- _Exercise instructions_:
Gather the lines that hold the string "stroke".

- _Record excerpts_:
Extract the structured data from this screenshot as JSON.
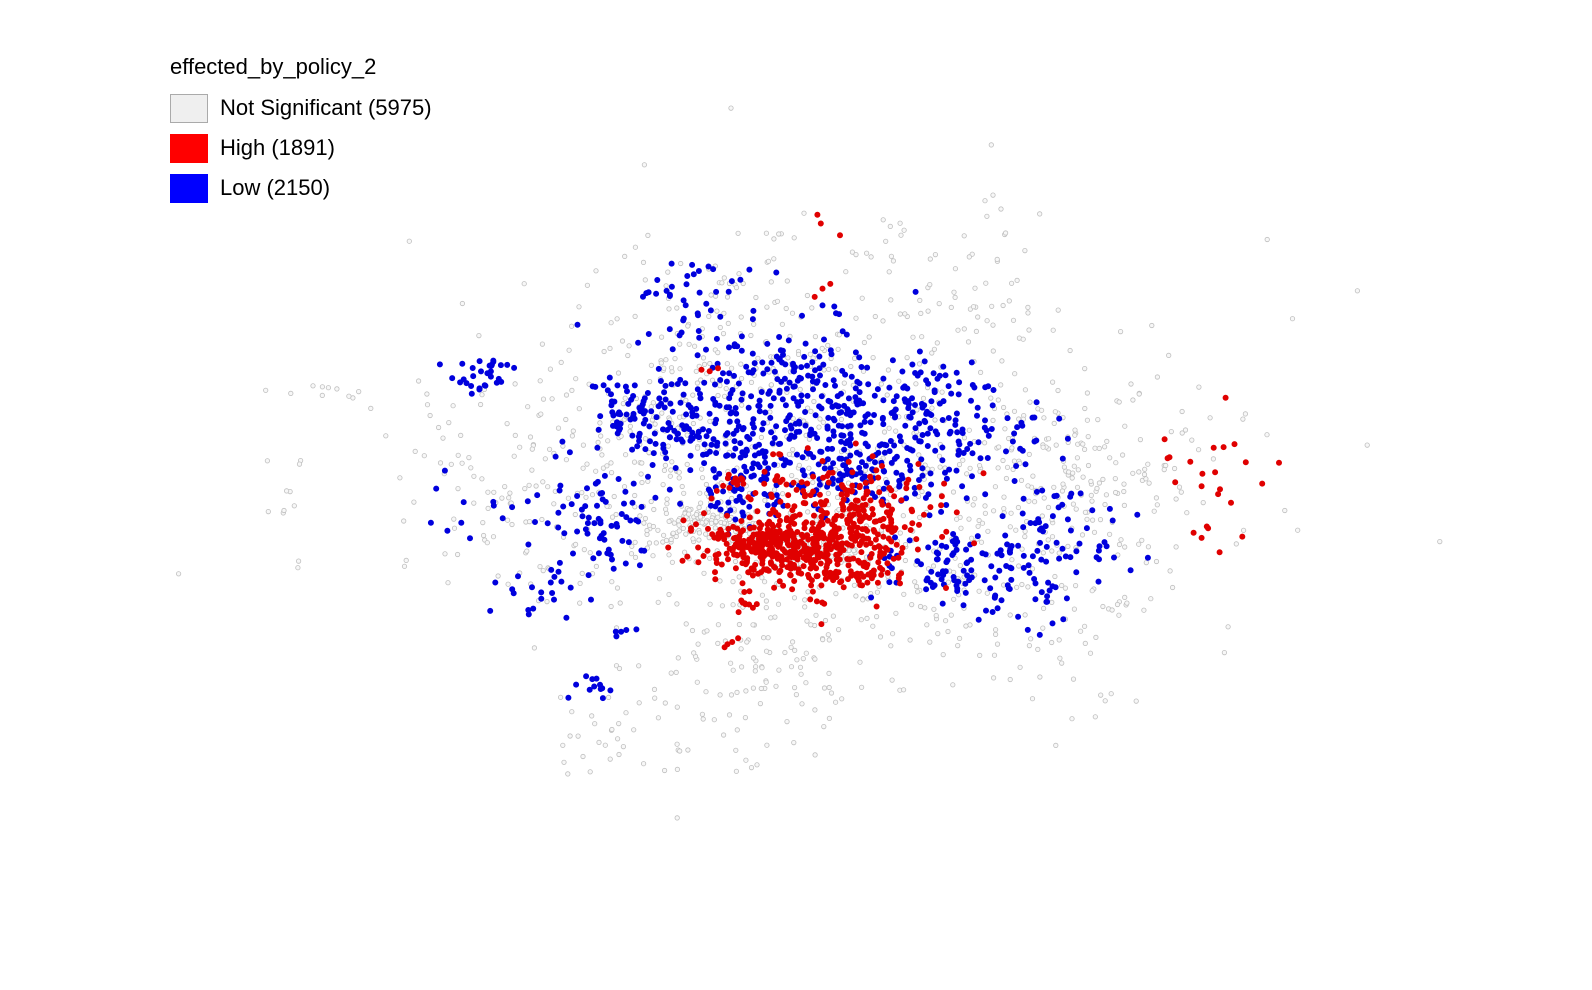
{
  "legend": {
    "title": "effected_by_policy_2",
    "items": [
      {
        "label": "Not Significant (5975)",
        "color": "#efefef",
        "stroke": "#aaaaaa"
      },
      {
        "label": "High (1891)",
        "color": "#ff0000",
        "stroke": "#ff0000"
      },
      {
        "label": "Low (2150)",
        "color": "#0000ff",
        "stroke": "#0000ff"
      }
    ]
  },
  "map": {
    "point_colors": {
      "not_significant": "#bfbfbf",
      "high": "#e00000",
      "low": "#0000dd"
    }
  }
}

--

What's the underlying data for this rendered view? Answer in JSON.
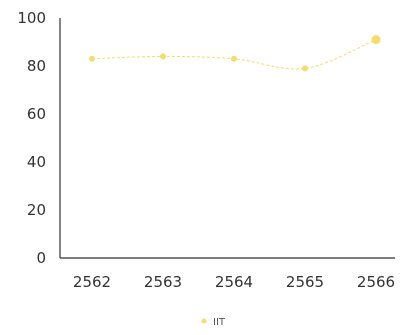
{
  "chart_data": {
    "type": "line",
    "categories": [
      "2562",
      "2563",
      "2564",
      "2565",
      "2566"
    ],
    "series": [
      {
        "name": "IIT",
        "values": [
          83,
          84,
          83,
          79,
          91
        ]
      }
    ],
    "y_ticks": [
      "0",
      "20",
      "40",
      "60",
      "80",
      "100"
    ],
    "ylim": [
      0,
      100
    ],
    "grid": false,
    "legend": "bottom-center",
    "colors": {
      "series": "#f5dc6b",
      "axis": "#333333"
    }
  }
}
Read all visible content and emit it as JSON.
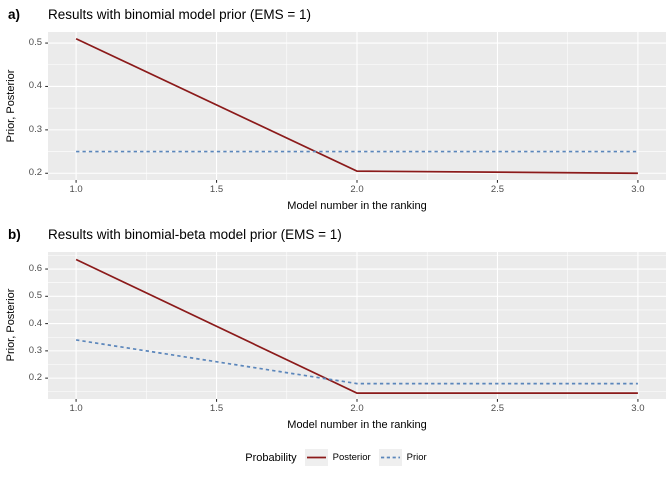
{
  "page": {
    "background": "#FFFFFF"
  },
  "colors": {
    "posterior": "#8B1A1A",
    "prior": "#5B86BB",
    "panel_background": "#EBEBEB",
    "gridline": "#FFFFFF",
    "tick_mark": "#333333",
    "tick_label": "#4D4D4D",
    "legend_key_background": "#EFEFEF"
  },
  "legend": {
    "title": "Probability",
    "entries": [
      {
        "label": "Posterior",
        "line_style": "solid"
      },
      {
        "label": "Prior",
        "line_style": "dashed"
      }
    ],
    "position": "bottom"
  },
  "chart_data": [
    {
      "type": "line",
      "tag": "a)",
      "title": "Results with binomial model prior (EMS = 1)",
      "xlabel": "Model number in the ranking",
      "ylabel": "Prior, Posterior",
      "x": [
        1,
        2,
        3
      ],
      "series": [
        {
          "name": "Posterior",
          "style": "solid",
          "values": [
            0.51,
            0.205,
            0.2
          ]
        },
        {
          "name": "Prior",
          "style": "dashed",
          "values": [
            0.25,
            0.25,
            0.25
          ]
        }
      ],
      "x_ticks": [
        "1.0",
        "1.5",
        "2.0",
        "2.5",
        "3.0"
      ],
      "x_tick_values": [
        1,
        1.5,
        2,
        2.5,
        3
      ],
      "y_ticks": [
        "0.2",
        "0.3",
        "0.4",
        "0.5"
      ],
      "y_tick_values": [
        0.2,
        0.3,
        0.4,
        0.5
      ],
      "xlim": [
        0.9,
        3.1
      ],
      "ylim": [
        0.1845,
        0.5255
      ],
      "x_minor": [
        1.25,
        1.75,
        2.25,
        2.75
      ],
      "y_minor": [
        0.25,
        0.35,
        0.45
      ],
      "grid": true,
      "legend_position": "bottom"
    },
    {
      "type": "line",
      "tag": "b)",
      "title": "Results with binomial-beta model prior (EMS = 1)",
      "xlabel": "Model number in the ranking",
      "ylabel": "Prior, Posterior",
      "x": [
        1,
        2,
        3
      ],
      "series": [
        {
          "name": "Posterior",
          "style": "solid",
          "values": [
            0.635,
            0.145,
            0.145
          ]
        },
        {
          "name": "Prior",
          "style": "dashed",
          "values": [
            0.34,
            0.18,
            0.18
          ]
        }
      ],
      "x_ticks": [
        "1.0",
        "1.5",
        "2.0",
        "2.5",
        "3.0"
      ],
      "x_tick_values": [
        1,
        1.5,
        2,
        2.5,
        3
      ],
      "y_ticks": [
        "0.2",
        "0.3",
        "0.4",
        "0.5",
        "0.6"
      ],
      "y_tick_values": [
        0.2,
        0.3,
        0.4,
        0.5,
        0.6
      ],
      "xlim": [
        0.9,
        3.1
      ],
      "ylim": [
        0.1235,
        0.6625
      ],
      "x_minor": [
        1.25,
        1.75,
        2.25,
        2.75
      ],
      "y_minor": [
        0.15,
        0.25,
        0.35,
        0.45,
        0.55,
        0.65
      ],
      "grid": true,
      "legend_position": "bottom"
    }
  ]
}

- _Response below_:
        "stroke": "#aaaaaa"
        "stroke": "#ff0000"
        "stroke": "#0000ff"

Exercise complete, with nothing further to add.